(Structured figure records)
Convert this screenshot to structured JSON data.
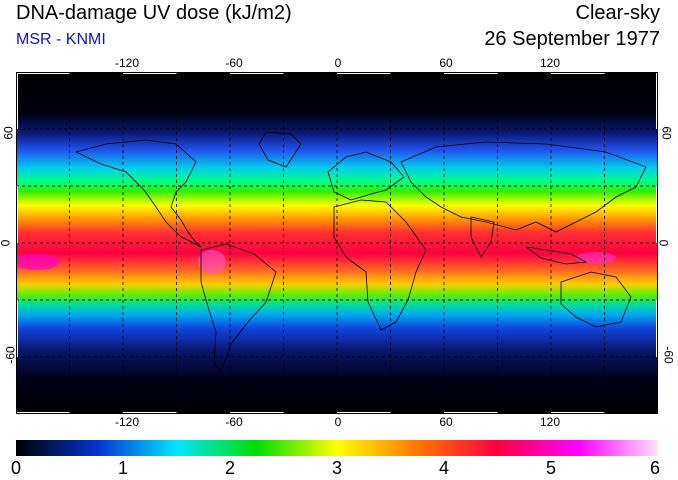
{
  "header": {
    "title": "DNA-damage UV dose (kJ/m2)",
    "subtitle": "MSR - KNMI",
    "mode": "Clear-sky",
    "date": "26 September 1977"
  },
  "axes": {
    "lon_ticks": [
      "-120",
      "-60",
      "0",
      "60",
      "120"
    ],
    "lat_ticks": [
      "60",
      "0",
      "-60"
    ]
  },
  "colorbar": {
    "ticks": [
      "0",
      "1",
      "2",
      "3",
      "4",
      "5",
      "6"
    ],
    "colors": [
      "#000000",
      "#0033cc",
      "#00e5ff",
      "#00dd00",
      "#ffff00",
      "#ff7700",
      "#ff0044",
      "#ff00ff",
      "#ffe0ff"
    ]
  }
}
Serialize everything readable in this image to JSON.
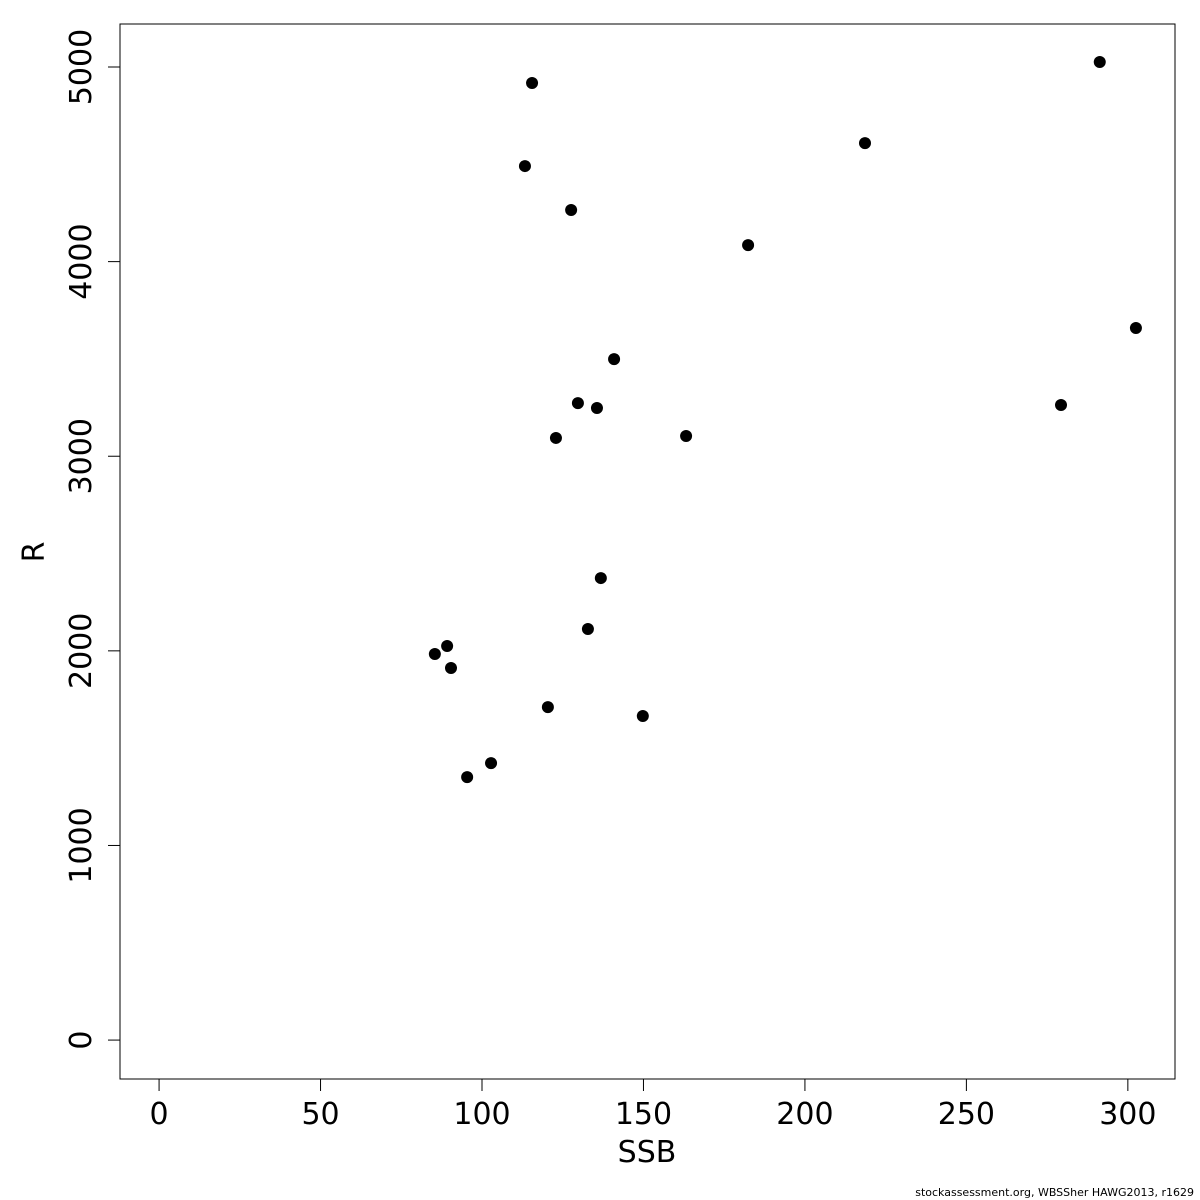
{
  "chart_data": {
    "type": "scatter",
    "x_label": "SSB",
    "y_label": "R",
    "footer": "stockassessment.org, WBSSher HAWG2013, r1629",
    "color": "#000000",
    "x": [
      115.5,
      113.3,
      127.6,
      182.4,
      218.6,
      291.3,
      302.5,
      279.3,
      140.9,
      129.7,
      135.6,
      122.9,
      163.2,
      136.8,
      132.8,
      89.2,
      85.4,
      90.4,
      120.4,
      149.8,
      102.8,
      95.4
    ],
    "values": [
      4918,
      4491,
      4265,
      4085,
      4609,
      5026,
      3659,
      3263,
      3499,
      3273,
      3248,
      3094,
      3104,
      2374,
      2112,
      2025,
      1984,
      1912,
      1711,
      1665,
      1423,
      1351
    ],
    "xlim": [
      -12.1,
      314.6
    ],
    "ylim": [
      -200,
      5221
    ],
    "xticks": [
      0,
      50,
      100,
      150,
      200,
      250,
      300
    ],
    "yticks": [
      0,
      1000,
      2000,
      3000,
      4000,
      5000
    ]
  }
}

● **TASK TO CARRY OUT**: The lines to repeat run from the line containing "Serialize everything readable" through the last line of the material above; give them exactly, without the pictures.

● **FULL SOLUTION**:
Serialize everything readable in this image to JSON.
{
  "chart_data": {
    "type": "scatter",
    "x_label": "SSB",
    "y_label": "R",
    "footer": "stockassessment.org, WBSSher HAWG2013, r1629",
    "color": "#000000",
    "x": [
      115.5,
      113.3,
      127.6,
      182.4,
      218.6,
      291.3,
      302.5,
      279.3,
      140.9,
      129.7,
      135.6,
      122.9,
      163.2,
      136.8,
      132.8,
      89.2,
      85.4,
      90.4,
      120.4,
      149.8,
      102.8,
      95.4
    ],
    "values": [
      4918,
      4491,
      4265,
      4085,
      4609,
      5026,
      3659,
      3263,
      3499,
      3273,
      3248,
      3094,
      3104,
      2374,
      2112,
      2025,
      1984,
      1912,
      1711,
      1665,
      1423,
      1351
    ],
    "xlim": [
      -12.1,
      314.6
    ],
    "ylim": [
      -200,
      5221
    ],
    "xticks": [
      0,
      50,
      100,
      150,
      200,
      250,
      300
    ],
    "yticks": [
      0,
      1000,
      2000,
      3000,
      4000,
      5000
    ]
  }
}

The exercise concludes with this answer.